> _Work instructions_
Extract the text of each entry below exactly, leaving every image behind.
---- Data rows
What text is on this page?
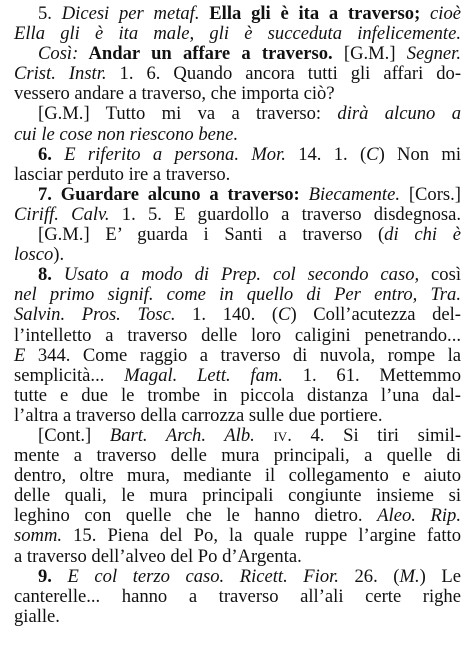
5. Dicesi per metaf. Ella gli è ita a traverso; cioè
Ella gli è ita male, gli è succeduta infelicemente.
Così: Andar un affare a traverso. [G.M.] Segner.
Crist. Instr. 1. 6. Quando ancora tutti gli affari do-
vessero andare a traverso, che importa ciò?
[G.M.] Tutto mi va a traverso: dirà alcuno a
cui le cose non riescono bene.
6. E riferito a persona. Mor. 14. 1. (C) Non mi
lasciar perduto ire a traverso.
7. Guardare alcuno a traverso: Biecamente. [Cors.]
Ciriff. Calv. 1. 5. E guardollo a traverso disdegnosa.
[G.M.] E’ guarda i Santi a traverso (di chi è
losco).
8. Usato a modo di Prep. col secondo caso, così
nel primo signif. come in quello di Per entro, Tra.
Salvin. Pros. Tosc. 1. 140. (C) Coll’acutezza del-
l’intelletto a traverso delle loro caligini penetrando...
E 344. Come raggio a traverso di nuvola, rompe la
semplicità... Magal. Lett. fam. 1. 61. Mettemmo
tutte e due le trombe in piccola distanza l’una dal-
l’altra a traverso della carrozza sulle due portiere.
[Cont.] Bart. Arch. Alb. iv. 4. Si tiri simil-
mente a traverso delle mura principali, a quelle di
dentro, oltre mura, mediante il collegamento e aiuto
delle quali, le mura principali congiunte insieme si
leghino con quelle che le hanno dietro. Aleo. Rip.
somm. 15. Piena del Po, la quale ruppe l’argine fatto
a traverso dell’alveo del Po d’Argenta.
9. E col terzo caso. Ricett. Fior. 26. (M.) Le
canterelle... hanno a traverso all’ali certe righe
gialle.
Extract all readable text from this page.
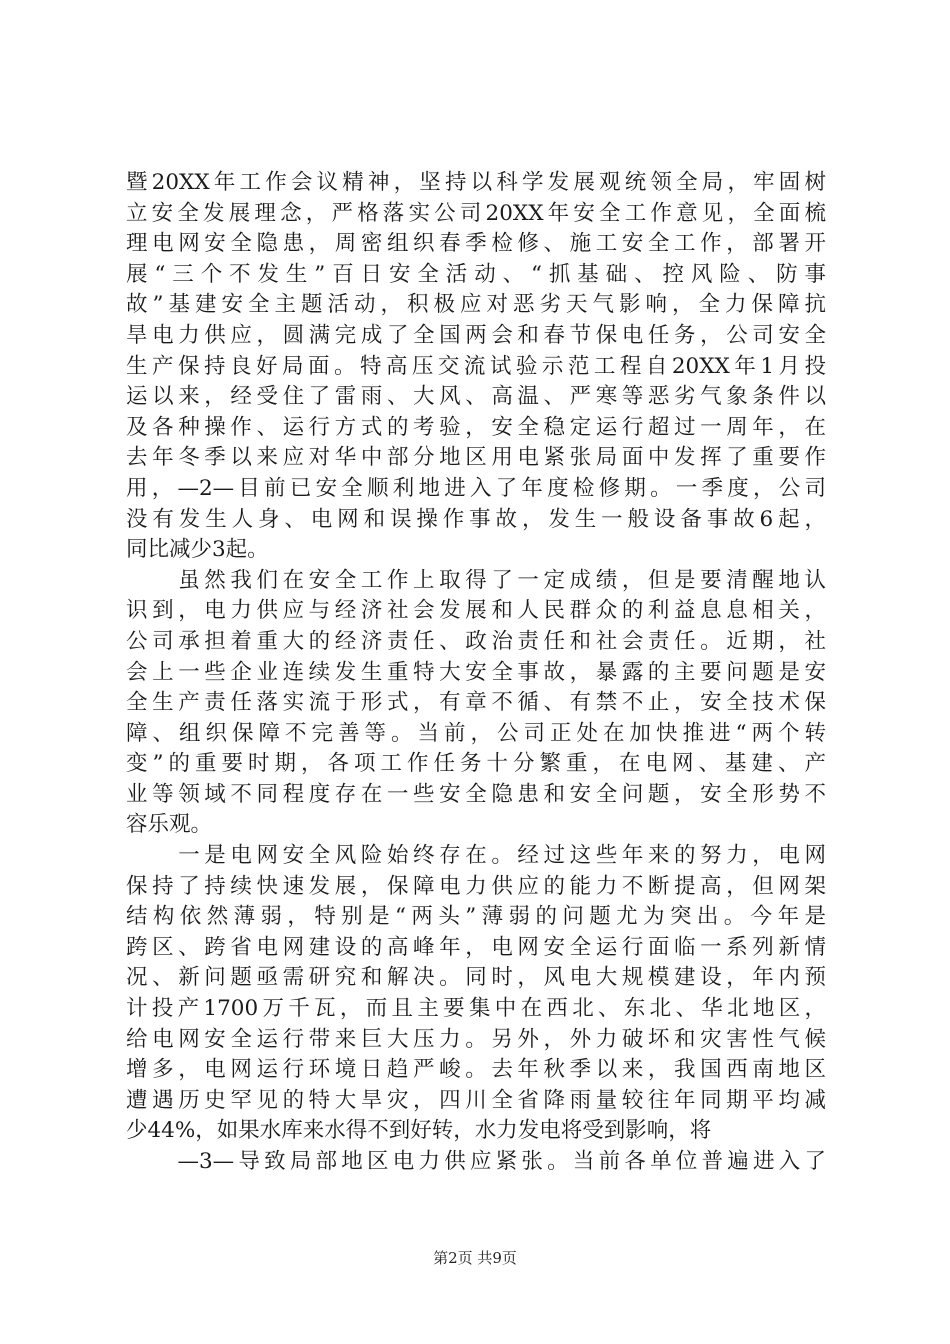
暨20XX年工作会议精神，坚持以科学发展观统领全局，牢固树
立安全发展理念，严格落实公司20XX年安全工作意见，全面梳
理电网安全隐患，周密组织春季检修、施工安全工作，部署开
展“三个不发生”百日安全活动、“抓基础、控风险、防事
故”基建安全主题活动，积极应对恶劣天气影响，全力保障抗
旱电力供应，圆满完成了全国两会和春节保电任务，公司安全
生产保持良好局面。特高压交流试验示范工程自20XX年1月投
运以来，经受住了雷雨、大风、高温、严寒等恶劣气象条件以
及各种操作、运行方式的考验，安全稳定运行超过一周年，在
去年冬季以来应对华中部分地区用电紧张局面中发挥了重要作
用，—2—目前已安全顺利地进入了年度检修期。一季度，公司
没有发生人身、电网和误操作事故，发生一般设备事故6起，
同比减少3起。
　　虽然我们在安全工作上取得了一定成绩，但是要清醒地认
识到，电力供应与经济社会发展和人民群众的利益息息相关，
公司承担着重大的经济责任、政治责任和社会责任。近期，社
会上一些企业连续发生重特大安全事故，暴露的主要问题是安
全生产责任落实流于形式，有章不循、有禁不止，安全技术保
障、组织保障不完善等。当前，公司正处在加快推进“两个转
变”的重要时期，各项工作任务十分繁重，在电网、基建、产
业等领域不同程度存在一些安全隐患和安全问题，安全形势不
容乐观。
　　一是电网安全风险始终存在。经过这些年来的努力，电网
保持了持续快速发展，保障电力供应的能力不断提高，但网架
结构依然薄弱，特别是“两头”薄弱的问题尤为突出。今年是
跨区、跨省电网建设的高峰年，电网安全运行面临一系列新情
况、新问题亟需研究和解决。同时，风电大规模建设，年内预
计投产1700万千瓦，而且主要集中在西北、东北、华北地区，
给电网安全运行带来巨大压力。另外，外力破坏和灾害性气候
增多，电网运行环境日趋严峻。去年秋季以来，我国西南地区
遭遇历史罕见的特大旱灾，四川全省降雨量较往年同期平均减
少44%，如果水库来水得不到好转，水力发电将受到影响，将
　　—3—导致局部地区电力供应紧张。当前各单位普遍进入了
第2页 共9页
--------
> _Answer_
What text is on this page?
5. Dicesi per metaf. Ella gli è ita a traverso; cioè
Ella gli è ita male, gli è succeduta infelicemente.
Così: Andar un affare a traverso. [G.M.] Segner.
Crist. Instr. 1. 6. Quando ancora tutti gli affari do-
vessero andare a traverso, che importa ciò?
[G.M.] Tutto mi va a traverso: dirà alcuno a
cui le cose non riescono bene.
6. E riferito a persona. Mor. 14. 1. (C) Non mi
lasciar perduto ire a traverso.
7. Guardare alcuno a traverso: Biecamente. [Cors.]
Ciriff. Calv. 1. 5. E guardollo a traverso disdegnosa.
[G.M.] E’ guarda i Santi a traverso (di chi è
losco).
8. Usato a modo di Prep. col secondo caso, così
nel primo signif. come in quello di Per entro, Tra.
Salvin. Pros. Tosc. 1. 140. (C) Coll’acutezza del-
l’intelletto a traverso delle loro caligini penetrando...
E 344. Come raggio a traverso di nuvola, rompe la
semplicità... Magal. Lett. fam. 1. 61. Mettemmo
tutte e due le trombe in piccola distanza l’una dal-
l’altra a traverso della carrozza sulle due portiere.
[Cont.] Bart. Arch. Alb. iv. 4. Si tiri simil-
mente a traverso delle mura principali, a quelle di
dentro, oltre mura, mediante il collegamento e aiuto
delle quali, le mura principali congiunte insieme si
leghino con quelle che le hanno dietro. Aleo. Rip.
somm. 15. Piena del Po, la quale ruppe l’argine fatto
a traverso dell’alveo del Po d’Argenta.
9. E col terzo caso. Ricett. Fior. 26. (M.) Le
canterelle... hanno a traverso all’ali certe righe
gialle.
Extract all readable text from this page.
暨20XX年工作会议精神，坚持以科学发展观统领全局，牢固树
立安全发展理念，严格落实公司20XX年安全工作意见，全面梳
理电网安全隐患，周密组织春季检修、施工安全工作，部署开
展“三个不发生”百日安全活动、“抓基础、控风险、防事
故”基建安全主题活动，积极应对恶劣天气影响，全力保障抗
旱电力供应，圆满完成了全国两会和春节保电任务，公司安全
生产保持良好局面。特高压交流试验示范工程自20XX年1月投
运以来，经受住了雷雨、大风、高温、严寒等恶劣气象条件以
及各种操作、运行方式的考验，安全稳定运行超过一周年，在
去年冬季以来应对华中部分地区用电紧张局面中发挥了重要作
用，—2—目前已安全顺利地进入了年度检修期。一季度，公司
没有发生人身、电网和误操作事故，发生一般设备事故6起，
同比减少3起。
　　虽然我们在安全工作上取得了一定成绩，但是要清醒地认
识到，电力供应与经济社会发展和人民群众的利益息息相关，
公司承担着重大的经济责任、政治责任和社会责任。近期，社
会上一些企业连续发生重特大安全事故，暴露的主要问题是安
全生产责任落实流于形式，有章不循、有禁不止，安全技术保
障、组织保障不完善等。当前，公司正处在加快推进“两个转
变”的重要时期，各项工作任务十分繁重，在电网、基建、产
业等领域不同程度存在一些安全隐患和安全问题，安全形势不
容乐观。
　　一是电网安全风险始终存在。经过这些年来的努力，电网
保持了持续快速发展，保障电力供应的能力不断提高，但网架
结构依然薄弱，特别是“两头”薄弱的问题尤为突出。今年是
跨区、跨省电网建设的高峰年，电网安全运行面临一系列新情
况、新问题亟需研究和解决。同时，风电大规模建设，年内预
计投产1700万千瓦，而且主要集中在西北、东北、华北地区，
给电网安全运行带来巨大压力。另外，外力破坏和灾害性气候
增多，电网运行环境日趋严峻。去年秋季以来，我国西南地区
遭遇历史罕见的特大旱灾，四川全省降雨量较往年同期平均减
少44%，如果水库来水得不到好转，水力发电将受到影响，将
　　—3—导致局部地区电力供应紧张。当前各单位普遍进入了
第2页 共9页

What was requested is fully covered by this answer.